Posted: November 3, 2010 02:23 PM

And so Iran is backing down. The Islamic Republic does it in its own way, tortuously, but it is backing down. And that is what is evident in two stands made public this morning, after the new stay of execution accorded Sakineh under the pressure of public opinion and of the chancelleries.

The first comes from the Iranian Minister of Foreign Affairs, Manouchehr Mottaki, telling his French counterpart Bernard Kouchner that "the authorities of justice had not pronounced the final verdict in the affair concerning Sakineh Ashtiani" -- a discreet, to say the least, way of making one (temporarily) forget the letter addressed by the Supreme Court of Tehran to the application of sentences office of Tabriz prison instructing that the young woman be executed as rapidly as possible.

And the second, from M. Mehmanparast, spokesman for the Ministry of Foreign Affairs, reported by the Isna press agency, regrets that the Westerners have the "insolence" to transform "the case of Sakineh Mohammadi Ashtiani, who has committed crimes and is guilty of betrayal, an affair of human rights". What insolence, indeed, M. Mehmanparast insists, to have made of "her case a symbol of the liberty of women" and to "use a simple case (the criminal law case) as a means of pressure against Iran".

* INFORMATION SUPPLIED:
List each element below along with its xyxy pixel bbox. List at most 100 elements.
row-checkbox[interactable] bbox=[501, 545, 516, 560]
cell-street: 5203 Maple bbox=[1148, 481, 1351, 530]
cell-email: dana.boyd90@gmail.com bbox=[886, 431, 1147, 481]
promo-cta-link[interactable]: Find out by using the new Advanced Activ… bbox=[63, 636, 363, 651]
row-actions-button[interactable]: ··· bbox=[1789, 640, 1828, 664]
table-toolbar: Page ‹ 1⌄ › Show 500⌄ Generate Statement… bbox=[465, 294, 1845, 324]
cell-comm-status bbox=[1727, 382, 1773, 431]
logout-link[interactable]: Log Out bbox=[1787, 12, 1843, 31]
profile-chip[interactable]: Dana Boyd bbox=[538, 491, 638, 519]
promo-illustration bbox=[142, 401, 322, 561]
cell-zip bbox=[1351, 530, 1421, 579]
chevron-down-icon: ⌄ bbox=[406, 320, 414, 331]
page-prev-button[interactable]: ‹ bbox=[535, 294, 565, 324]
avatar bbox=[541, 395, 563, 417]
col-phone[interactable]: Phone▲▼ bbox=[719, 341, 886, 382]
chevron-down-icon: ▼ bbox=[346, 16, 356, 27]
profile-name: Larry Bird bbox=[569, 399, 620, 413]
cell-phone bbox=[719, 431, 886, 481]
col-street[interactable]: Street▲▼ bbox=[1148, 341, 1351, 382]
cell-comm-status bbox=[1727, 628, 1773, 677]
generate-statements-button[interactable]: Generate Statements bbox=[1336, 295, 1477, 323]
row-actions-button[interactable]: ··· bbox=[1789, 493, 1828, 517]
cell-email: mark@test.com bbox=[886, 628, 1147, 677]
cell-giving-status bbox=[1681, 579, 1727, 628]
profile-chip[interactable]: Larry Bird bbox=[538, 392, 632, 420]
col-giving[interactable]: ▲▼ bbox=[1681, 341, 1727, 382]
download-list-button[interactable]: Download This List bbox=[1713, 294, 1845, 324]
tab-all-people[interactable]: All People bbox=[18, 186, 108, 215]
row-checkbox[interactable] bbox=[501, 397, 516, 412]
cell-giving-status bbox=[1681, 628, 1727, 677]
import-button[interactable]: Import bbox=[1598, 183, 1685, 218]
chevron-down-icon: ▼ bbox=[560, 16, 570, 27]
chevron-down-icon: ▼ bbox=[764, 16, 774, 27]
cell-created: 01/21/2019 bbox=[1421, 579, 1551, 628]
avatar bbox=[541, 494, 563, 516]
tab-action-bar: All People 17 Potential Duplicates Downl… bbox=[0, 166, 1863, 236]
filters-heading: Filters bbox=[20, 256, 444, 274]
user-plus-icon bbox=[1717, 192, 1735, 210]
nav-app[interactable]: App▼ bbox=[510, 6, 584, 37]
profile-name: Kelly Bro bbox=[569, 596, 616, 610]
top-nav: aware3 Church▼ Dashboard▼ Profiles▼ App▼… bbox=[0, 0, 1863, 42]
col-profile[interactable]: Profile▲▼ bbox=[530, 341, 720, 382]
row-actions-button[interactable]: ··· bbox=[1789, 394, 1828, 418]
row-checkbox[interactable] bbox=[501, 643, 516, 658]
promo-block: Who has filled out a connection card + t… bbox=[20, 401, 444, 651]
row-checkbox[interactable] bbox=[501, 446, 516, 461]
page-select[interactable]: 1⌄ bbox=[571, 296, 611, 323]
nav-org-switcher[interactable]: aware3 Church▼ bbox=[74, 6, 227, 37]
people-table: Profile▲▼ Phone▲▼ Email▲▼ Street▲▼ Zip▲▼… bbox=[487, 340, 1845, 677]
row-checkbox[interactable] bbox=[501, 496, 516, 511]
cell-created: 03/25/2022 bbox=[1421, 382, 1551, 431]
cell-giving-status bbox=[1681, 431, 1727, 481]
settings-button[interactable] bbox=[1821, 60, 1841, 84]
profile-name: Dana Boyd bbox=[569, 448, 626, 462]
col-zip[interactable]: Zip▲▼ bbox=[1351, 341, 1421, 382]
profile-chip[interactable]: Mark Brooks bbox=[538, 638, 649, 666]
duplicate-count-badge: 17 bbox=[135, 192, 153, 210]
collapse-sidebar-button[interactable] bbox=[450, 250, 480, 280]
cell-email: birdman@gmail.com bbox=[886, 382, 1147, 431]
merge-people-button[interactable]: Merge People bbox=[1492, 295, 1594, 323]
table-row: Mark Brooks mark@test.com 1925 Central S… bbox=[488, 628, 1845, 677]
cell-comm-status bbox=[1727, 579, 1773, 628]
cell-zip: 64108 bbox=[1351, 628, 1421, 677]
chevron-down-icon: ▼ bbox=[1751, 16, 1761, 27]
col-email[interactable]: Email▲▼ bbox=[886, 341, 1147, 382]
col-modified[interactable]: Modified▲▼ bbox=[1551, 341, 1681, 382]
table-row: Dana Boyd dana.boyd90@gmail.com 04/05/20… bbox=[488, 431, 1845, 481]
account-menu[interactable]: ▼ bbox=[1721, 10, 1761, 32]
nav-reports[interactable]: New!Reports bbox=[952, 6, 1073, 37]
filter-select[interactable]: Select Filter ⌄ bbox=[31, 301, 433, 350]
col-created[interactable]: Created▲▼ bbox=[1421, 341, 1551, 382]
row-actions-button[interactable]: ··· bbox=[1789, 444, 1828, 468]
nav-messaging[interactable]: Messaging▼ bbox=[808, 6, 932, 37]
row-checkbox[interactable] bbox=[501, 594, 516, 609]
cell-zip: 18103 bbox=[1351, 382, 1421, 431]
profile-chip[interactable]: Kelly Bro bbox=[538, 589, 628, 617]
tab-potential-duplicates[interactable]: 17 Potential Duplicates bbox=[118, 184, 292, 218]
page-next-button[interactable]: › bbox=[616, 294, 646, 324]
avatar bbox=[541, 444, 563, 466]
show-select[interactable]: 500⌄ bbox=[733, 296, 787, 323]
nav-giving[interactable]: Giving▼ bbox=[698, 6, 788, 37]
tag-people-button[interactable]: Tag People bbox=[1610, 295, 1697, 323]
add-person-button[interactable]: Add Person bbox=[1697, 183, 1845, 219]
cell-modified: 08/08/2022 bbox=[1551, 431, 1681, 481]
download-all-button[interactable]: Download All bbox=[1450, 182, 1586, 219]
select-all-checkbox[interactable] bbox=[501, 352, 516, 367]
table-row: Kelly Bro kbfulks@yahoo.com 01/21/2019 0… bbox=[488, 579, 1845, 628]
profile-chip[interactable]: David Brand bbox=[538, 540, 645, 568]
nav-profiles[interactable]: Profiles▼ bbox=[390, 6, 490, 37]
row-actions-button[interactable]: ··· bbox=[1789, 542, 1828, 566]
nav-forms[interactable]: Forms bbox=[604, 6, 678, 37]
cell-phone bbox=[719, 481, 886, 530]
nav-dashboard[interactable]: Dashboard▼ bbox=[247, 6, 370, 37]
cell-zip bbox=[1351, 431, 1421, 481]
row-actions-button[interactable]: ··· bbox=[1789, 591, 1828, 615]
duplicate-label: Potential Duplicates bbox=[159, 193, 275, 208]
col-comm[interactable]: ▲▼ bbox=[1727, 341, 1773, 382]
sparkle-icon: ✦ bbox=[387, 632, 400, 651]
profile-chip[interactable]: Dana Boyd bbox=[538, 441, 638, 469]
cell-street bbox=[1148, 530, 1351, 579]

* TASK STATEMENT:
Retype the part of the post about Sakineh from "And so Iran" to "rapidly as possible.", word for word.

* RESULT FOR THIS TASK:
And so Iran is backing down. The Islamic Republic does it in its own way, tortuously, but it is backing down. And that is what is evident in two stands made public this morning, after the new stay of execution accorded Sakineh under the pressure of public opinion and of the chancelleries.

The first comes from the Iranian Minister of Foreign Affairs, Manouchehr Mottaki, telling his French counterpart Bernard Kouchner that "the authorities of justice had not pronounced the final verdict in the affair concerning Sakineh Ashtiani" -- a discreet, to say the least, way of making one (temporarily) forget the letter addressed by the Supreme Court of Tehran to the application of sentences office of Tabriz prison instructing that the young woman be executed as rapidly as possible.